■ **Given instruction**: For every line in the records that has the word "электронного", make a copy.

■ **Data for this exercise**:
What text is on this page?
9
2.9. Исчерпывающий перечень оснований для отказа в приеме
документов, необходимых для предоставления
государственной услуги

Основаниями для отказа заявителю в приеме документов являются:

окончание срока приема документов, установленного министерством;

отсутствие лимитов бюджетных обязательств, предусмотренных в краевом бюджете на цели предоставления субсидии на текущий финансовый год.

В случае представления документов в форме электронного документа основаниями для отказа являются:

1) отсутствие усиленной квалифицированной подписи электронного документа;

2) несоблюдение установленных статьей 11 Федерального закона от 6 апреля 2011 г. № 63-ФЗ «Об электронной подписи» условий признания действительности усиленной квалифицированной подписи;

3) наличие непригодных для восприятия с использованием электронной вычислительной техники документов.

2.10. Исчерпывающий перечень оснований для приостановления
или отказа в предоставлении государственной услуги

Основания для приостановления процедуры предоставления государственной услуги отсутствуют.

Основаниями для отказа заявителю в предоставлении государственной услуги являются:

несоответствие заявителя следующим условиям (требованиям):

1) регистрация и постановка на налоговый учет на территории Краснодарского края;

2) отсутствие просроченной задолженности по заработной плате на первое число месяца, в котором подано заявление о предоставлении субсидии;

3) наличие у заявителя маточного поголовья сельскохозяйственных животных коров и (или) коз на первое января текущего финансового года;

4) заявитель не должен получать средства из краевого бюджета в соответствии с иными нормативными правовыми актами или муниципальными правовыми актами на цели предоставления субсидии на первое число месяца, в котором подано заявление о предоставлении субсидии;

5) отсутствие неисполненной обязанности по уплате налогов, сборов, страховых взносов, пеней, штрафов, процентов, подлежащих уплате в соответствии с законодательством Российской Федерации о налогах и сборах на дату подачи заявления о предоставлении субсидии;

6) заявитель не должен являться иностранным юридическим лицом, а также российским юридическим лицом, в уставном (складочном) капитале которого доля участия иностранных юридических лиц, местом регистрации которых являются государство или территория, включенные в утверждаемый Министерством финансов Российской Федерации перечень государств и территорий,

■ **Task response**:
В случае представления документов в форме электронного документа основаниями для отказа являются:
1) отсутствие усиленной квалифицированной подписи электронного документа;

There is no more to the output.